Dataset entries on figures
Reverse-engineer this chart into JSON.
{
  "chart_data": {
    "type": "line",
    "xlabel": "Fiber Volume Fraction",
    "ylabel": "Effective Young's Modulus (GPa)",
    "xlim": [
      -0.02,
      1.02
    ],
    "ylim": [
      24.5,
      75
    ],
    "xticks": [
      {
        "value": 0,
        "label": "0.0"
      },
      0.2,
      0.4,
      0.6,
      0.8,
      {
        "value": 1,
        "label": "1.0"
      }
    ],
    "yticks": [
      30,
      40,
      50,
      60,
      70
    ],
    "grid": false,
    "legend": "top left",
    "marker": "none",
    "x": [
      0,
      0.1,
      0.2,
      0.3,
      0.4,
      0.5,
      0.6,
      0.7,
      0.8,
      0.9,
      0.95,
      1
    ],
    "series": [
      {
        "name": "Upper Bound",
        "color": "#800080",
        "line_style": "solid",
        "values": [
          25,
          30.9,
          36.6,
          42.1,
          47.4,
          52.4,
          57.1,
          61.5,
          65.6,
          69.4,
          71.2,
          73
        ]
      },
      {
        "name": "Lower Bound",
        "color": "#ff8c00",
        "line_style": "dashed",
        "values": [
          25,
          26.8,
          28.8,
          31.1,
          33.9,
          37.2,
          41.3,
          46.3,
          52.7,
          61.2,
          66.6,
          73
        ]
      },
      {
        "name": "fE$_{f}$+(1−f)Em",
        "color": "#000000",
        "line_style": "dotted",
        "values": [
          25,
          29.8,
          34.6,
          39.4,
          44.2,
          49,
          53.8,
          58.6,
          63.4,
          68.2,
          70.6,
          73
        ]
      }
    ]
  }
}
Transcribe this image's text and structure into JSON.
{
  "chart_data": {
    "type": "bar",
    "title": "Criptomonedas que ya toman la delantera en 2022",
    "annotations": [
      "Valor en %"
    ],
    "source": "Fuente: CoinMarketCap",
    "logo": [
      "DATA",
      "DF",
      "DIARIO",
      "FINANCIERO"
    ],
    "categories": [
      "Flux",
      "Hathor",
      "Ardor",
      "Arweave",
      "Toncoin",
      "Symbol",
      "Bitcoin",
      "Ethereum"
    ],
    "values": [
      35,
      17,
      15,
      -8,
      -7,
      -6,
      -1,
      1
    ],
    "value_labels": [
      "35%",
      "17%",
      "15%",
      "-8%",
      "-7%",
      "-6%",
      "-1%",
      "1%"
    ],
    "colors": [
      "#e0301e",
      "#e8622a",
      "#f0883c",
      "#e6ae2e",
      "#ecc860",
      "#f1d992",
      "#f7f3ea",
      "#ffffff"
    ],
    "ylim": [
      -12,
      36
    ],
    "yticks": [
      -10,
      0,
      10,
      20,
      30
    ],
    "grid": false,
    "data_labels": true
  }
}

→ **STATED EXERCISE**
Copy out all of the data exactly, leaving nothing out.

→ **EXERCISE ANSWER**
Reverse-engineer this chart into JSON.
{
  "chart_data": {
    "type": "line",
    "xlabel": "Fiber Volume Fraction",
    "ylabel": "Effective Young's Modulus (GPa)",
    "xlim": [
      -0.02,
      1.02
    ],
    "ylim": [
      24.5,
      75
    ],
    "xticks": [
      {
        "value": 0,
        "label": "0.0"
      },
      0.2,
      0.4,
      0.6,
      0.8,
      {
        "value": 1,
        "label": "1.0"
      }
    ],
    "yticks": [
      30,
      40,
      50,
      60,
      70
    ],
    "grid": false,
    "legend": "top left",
    "marker": "none",
    "x": [
      0,
      0.1,
      0.2,
      0.3,
      0.4,
      0.5,
      0.6,
      0.7,
      0.8,
      0.9,
      0.95,
      1
    ],
    "series": [
      {
        "name": "Upper Bound",
        "color": "#800080",
        "line_style": "solid",
        "values": [
          25,
          30.9,
          36.6,
          42.1,
          47.4,
          52.4,
          57.1,
          61.5,
          65.6,
          69.4,
          71.2,
          73
        ]
      },
      {
        "name": "Lower Bound",
        "color": "#ff8c00",
        "line_style": "dashed",
        "values": [
          25,
          26.8,
          28.8,
          31.1,
          33.9,
          37.2,
          41.3,
          46.3,
          52.7,
          61.2,
          66.6,
          73
        ]
      },
      {
        "name": "fE$_{f}$+(1−f)Em",
        "color": "#000000",
        "line_style": "dotted",
        "values": [
          25,
          29.8,
          34.6,
          39.4,
          44.2,
          49,
          53.8,
          58.6,
          63.4,
          68.2,
          70.6,
          73
        ]
      }
    ]
  }
}
Transcribe this image's text and structure into JSON.
{
  "chart_data": {
    "type": "bar",
    "title": "Criptomonedas que ya toman la delantera en 2022",
    "annotations": [
      "Valor en %"
    ],
    "source": "Fuente: CoinMarketCap",
    "logo": [
      "DATA",
      "DF",
      "DIARIO",
      "FINANCIERO"
    ],
    "categories": [
      "Flux",
      "Hathor",
      "Ardor",
      "Arweave",
      "Toncoin",
      "Symbol",
      "Bitcoin",
      "Ethereum"
    ],
    "values": [
      35,
      17,
      15,
      -8,
      -7,
      -6,
      -1,
      1
    ],
    "value_labels": [
      "35%",
      "17%",
      "15%",
      "-8%",
      "-7%",
      "-6%",
      "-1%",
      "1%"
    ],
    "colors": [
      "#e0301e",
      "#e8622a",
      "#f0883c",
      "#e6ae2e",
      "#ecc860",
      "#f1d992",
      "#f7f3ea",
      "#ffffff"
    ],
    "ylim": [
      -12,
      36
    ],
    "yticks": [
      -10,
      0,
      10,
      20,
      30
    ],
    "grid": false,
    "data_labels": true
  }
}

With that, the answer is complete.